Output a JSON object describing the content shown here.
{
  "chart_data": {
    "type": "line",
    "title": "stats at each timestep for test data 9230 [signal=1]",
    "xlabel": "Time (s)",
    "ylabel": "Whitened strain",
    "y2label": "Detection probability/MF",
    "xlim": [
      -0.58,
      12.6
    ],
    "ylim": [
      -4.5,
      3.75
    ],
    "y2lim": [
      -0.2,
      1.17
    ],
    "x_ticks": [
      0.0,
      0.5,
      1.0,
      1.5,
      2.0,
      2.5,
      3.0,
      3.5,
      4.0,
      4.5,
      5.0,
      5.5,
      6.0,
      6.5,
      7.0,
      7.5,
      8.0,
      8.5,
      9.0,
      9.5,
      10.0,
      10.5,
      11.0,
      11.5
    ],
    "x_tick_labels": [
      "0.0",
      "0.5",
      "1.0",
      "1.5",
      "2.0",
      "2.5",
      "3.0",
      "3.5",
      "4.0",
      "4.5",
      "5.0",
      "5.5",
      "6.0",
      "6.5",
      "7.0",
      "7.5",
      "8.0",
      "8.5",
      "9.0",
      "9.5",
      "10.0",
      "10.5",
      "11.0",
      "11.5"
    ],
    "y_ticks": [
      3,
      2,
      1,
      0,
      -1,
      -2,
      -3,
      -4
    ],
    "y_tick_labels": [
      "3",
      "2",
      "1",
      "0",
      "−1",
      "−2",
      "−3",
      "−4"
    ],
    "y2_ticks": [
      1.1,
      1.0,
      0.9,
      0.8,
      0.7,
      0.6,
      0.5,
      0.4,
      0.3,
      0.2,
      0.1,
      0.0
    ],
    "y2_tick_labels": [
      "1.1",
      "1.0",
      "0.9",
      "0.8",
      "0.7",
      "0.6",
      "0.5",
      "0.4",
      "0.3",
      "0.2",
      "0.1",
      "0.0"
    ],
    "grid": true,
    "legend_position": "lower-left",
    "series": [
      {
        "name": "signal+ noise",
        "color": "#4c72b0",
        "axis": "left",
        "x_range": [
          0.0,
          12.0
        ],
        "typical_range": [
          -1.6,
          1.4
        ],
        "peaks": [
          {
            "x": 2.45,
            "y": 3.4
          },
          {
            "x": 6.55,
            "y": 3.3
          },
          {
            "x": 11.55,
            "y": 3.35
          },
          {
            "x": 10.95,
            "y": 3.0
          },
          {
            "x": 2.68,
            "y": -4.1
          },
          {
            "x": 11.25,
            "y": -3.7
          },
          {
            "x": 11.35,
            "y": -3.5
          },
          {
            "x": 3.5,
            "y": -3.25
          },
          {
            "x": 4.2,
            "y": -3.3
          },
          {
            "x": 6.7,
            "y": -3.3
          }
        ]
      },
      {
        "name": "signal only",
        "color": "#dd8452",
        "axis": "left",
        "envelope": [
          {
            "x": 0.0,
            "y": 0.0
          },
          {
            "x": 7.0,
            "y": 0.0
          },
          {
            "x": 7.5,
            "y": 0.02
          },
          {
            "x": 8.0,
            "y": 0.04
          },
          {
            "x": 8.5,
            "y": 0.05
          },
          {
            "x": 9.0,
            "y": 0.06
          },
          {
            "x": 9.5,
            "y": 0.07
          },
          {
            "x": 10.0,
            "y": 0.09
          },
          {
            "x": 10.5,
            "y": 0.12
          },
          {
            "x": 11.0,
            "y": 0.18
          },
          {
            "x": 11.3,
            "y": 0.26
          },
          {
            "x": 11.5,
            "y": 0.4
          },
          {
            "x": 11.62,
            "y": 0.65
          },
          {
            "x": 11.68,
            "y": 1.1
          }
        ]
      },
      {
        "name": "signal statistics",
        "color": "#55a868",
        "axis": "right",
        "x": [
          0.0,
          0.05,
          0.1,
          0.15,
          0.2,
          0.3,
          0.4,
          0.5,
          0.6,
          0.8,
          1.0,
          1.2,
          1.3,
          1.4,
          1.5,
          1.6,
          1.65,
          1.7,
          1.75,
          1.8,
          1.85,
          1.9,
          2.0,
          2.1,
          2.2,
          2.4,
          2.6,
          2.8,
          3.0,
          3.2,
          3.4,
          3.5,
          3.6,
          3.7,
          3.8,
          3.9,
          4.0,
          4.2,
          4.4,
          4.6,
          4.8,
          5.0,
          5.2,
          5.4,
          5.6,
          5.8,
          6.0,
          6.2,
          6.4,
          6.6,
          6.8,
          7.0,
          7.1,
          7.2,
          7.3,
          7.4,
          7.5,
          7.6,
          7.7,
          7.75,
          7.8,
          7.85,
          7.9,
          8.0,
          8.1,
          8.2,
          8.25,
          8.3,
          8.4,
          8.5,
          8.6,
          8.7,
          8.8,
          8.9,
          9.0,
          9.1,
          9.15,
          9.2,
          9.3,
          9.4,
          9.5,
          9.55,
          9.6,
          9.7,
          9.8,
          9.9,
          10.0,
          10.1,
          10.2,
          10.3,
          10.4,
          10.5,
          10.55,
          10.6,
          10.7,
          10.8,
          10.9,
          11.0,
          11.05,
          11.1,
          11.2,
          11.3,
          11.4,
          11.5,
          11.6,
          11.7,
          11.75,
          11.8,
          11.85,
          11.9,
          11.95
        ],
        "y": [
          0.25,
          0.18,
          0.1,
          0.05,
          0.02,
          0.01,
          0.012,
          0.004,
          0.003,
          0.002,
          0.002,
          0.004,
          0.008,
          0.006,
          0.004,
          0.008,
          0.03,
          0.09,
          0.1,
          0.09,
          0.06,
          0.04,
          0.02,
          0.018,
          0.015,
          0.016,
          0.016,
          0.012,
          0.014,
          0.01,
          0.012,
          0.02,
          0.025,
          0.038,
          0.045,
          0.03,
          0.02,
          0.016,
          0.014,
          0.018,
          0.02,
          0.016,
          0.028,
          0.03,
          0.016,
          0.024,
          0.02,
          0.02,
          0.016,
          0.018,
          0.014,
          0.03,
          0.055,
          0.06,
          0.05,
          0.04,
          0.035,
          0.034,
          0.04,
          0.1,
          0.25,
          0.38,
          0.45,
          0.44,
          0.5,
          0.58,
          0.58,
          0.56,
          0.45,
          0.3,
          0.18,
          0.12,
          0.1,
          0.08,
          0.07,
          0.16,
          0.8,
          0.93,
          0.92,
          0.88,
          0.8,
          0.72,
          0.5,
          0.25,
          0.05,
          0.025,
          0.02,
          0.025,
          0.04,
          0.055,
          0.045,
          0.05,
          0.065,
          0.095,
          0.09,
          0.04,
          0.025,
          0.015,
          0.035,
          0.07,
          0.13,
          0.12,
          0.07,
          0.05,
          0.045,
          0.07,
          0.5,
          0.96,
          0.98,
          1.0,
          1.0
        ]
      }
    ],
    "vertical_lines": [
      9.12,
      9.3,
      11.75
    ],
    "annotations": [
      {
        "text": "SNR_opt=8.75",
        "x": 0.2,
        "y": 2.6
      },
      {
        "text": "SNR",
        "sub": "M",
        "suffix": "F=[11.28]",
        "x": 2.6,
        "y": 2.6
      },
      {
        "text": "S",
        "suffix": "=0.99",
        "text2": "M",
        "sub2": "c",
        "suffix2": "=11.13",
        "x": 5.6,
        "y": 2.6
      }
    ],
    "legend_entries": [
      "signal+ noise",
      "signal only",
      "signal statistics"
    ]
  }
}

__________________________________________________

Quote the listing in full, please, keeping every line exact.

COMPLETE ANSWER =
Output a JSON object describing the content shown here.
{
  "chart_data": {
    "type": "line",
    "title": "stats at each timestep for test data 9230 [signal=1]",
    "xlabel": "Time (s)",
    "ylabel": "Whitened strain",
    "y2label": "Detection probability/MF",
    "xlim": [
      -0.58,
      12.6
    ],
    "ylim": [
      -4.5,
      3.75
    ],
    "y2lim": [
      -0.2,
      1.17
    ],
    "x_ticks": [
      0.0,
      0.5,
      1.0,
      1.5,
      2.0,
      2.5,
      3.0,
      3.5,
      4.0,
      4.5,
      5.0,
      5.5,
      6.0,
      6.5,
      7.0,
      7.5,
      8.0,
      8.5,
      9.0,
      9.5,
      10.0,
      10.5,
      11.0,
      11.5
    ],
    "x_tick_labels": [
      "0.0",
      "0.5",
      "1.0",
      "1.5",
      "2.0",
      "2.5",
      "3.0",
      "3.5",
      "4.0",
      "4.5",
      "5.0",
      "5.5",
      "6.0",
      "6.5",
      "7.0",
      "7.5",
      "8.0",
      "8.5",
      "9.0",
      "9.5",
      "10.0",
      "10.5",
      "11.0",
      "11.5"
    ],
    "y_ticks": [
      3,
      2,
      1,
      0,
      -1,
      -2,
      -3,
      -4
    ],
    "y_tick_labels": [
      "3",
      "2",
      "1",
      "0",
      "−1",
      "−2",
      "−3",
      "−4"
    ],
    "y2_ticks": [
      1.1,
      1.0,
      0.9,
      0.8,
      0.7,
      0.6,
      0.5,
      0.4,
      0.3,
      0.2,
      0.1,
      0.0
    ],
    "y2_tick_labels": [
      "1.1",
      "1.0",
      "0.9",
      "0.8",
      "0.7",
      "0.6",
      "0.5",
      "0.4",
      "0.3",
      "0.2",
      "0.1",
      "0.0"
    ],
    "grid": true,
    "legend_position": "lower-left",
    "series": [
      {
        "name": "signal+ noise",
        "color": "#4c72b0",
        "axis": "left",
        "x_range": [
          0.0,
          12.0
        ],
        "typical_range": [
          -1.6,
          1.4
        ],
        "peaks": [
          {
            "x": 2.45,
            "y": 3.4
          },
          {
            "x": 6.55,
            "y": 3.3
          },
          {
            "x": 11.55,
            "y": 3.35
          },
          {
            "x": 10.95,
            "y": 3.0
          },
          {
            "x": 2.68,
            "y": -4.1
          },
          {
            "x": 11.25,
            "y": -3.7
          },
          {
            "x": 11.35,
            "y": -3.5
          },
          {
            "x": 3.5,
            "y": -3.25
          },
          {
            "x": 4.2,
            "y": -3.3
          },
          {
            "x": 6.7,
            "y": -3.3
          }
        ]
      },
      {
        "name": "signal only",
        "color": "#dd8452",
        "axis": "left",
        "envelope": [
          {
            "x": 0.0,
            "y": 0.0
          },
          {
            "x": 7.0,
            "y": 0.0
          },
          {
            "x": 7.5,
            "y": 0.02
          },
          {
            "x": 8.0,
            "y": 0.04
          },
          {
            "x": 8.5,
            "y": 0.05
          },
          {
            "x": 9.0,
            "y": 0.06
          },
          {
            "x": 9.5,
            "y": 0.07
          },
          {
            "x": 10.0,
            "y": 0.09
          },
          {
            "x": 10.5,
            "y": 0.12
          },
          {
            "x": 11.0,
            "y": 0.18
          },
          {
            "x": 11.3,
            "y": 0.26
          },
          {
            "x": 11.5,
            "y": 0.4
          },
          {
            "x": 11.62,
            "y": 0.65
          },
          {
            "x": 11.68,
            "y": 1.1
          }
        ]
      },
      {
        "name": "signal statistics",
        "color": "#55a868",
        "axis": "right",
        "x": [
          0.0,
          0.05,
          0.1,
          0.15,
          0.2,
          0.3,
          0.4,
          0.5,
          0.6,
          0.8,
          1.0,
          1.2,
          1.3,
          1.4,
          1.5,
          1.6,
          1.65,
          1.7,
          1.75,
          1.8,
          1.85,
          1.9,
          2.0,
          2.1,
          2.2,
          2.4,
          2.6,
          2.8,
          3.0,
          3.2,
          3.4,
          3.5,
          3.6,
          3.7,
          3.8,
          3.9,
          4.0,
          4.2,
          4.4,
          4.6,
          4.8,
          5.0,
          5.2,
          5.4,
          5.6,
          5.8,
          6.0,
          6.2,
          6.4,
          6.6,
          6.8,
          7.0,
          7.1,
          7.2,
          7.3,
          7.4,
          7.5,
          7.6,
          7.7,
          7.75,
          7.8,
          7.85,
          7.9,
          8.0,
          8.1,
          8.2,
          8.25,
          8.3,
          8.4,
          8.5,
          8.6,
          8.7,
          8.8,
          8.9,
          9.0,
          9.1,
          9.15,
          9.2,
          9.3,
          9.4,
          9.5,
          9.55,
          9.6,
          9.7,
          9.8,
          9.9,
          10.0,
          10.1,
          10.2,
          10.3,
          10.4,
          10.5,
          10.55,
          10.6,
          10.7,
          10.8,
          10.9,
          11.0,
          11.05,
          11.1,
          11.2,
          11.3,
          11.4,
          11.5,
          11.6,
          11.7,
          11.75,
          11.8,
          11.85,
          11.9,
          11.95
        ],
        "y": [
          0.25,
          0.18,
          0.1,
          0.05,
          0.02,
          0.01,
          0.012,
          0.004,
          0.003,
          0.002,
          0.002,
          0.004,
          0.008,
          0.006,
          0.004,
          0.008,
          0.03,
          0.09,
          0.1,
          0.09,
          0.06,
          0.04,
          0.02,
          0.018,
          0.015,
          0.016,
          0.016,
          0.012,
          0.014,
          0.01,
          0.012,
          0.02,
          0.025,
          0.038,
          0.045,
          0.03,
          0.02,
          0.016,
          0.014,
          0.018,
          0.02,
          0.016,
          0.028,
          0.03,
          0.016,
          0.024,
          0.02,
          0.02,
          0.016,
          0.018,
          0.014,
          0.03,
          0.055,
          0.06,
          0.05,
          0.04,
          0.035,
          0.034,
          0.04,
          0.1,
          0.25,
          0.38,
          0.45,
          0.44,
          0.5,
          0.58,
          0.58,
          0.56,
          0.45,
          0.3,
          0.18,
          0.12,
          0.1,
          0.08,
          0.07,
          0.16,
          0.8,
          0.93,
          0.92,
          0.88,
          0.8,
          0.72,
          0.5,
          0.25,
          0.05,
          0.025,
          0.02,
          0.025,
          0.04,
          0.055,
          0.045,
          0.05,
          0.065,
          0.095,
          0.09,
          0.04,
          0.025,
          0.015,
          0.035,
          0.07,
          0.13,
          0.12,
          0.07,
          0.05,
          0.045,
          0.07,
          0.5,
          0.96,
          0.98,
          1.0,
          1.0
        ]
      }
    ],
    "vertical_lines": [
      9.12,
      9.3,
      11.75
    ],
    "annotations": [
      {
        "text": "SNR_opt=8.75",
        "x": 0.2,
        "y": 2.6
      },
      {
        "text": "SNR",
        "sub": "M",
        "suffix": "F=[11.28]",
        "x": 2.6,
        "y": 2.6
      },
      {
        "text": "S",
        "suffix": "=0.99",
        "text2": "M",
        "sub2": "c",
        "suffix2": "=11.13",
        "x": 5.6,
        "y": 2.6
      }
    ],
    "legend_entries": [
      "signal+ noise",
      "signal only",
      "signal statistics"
    ]
  }
}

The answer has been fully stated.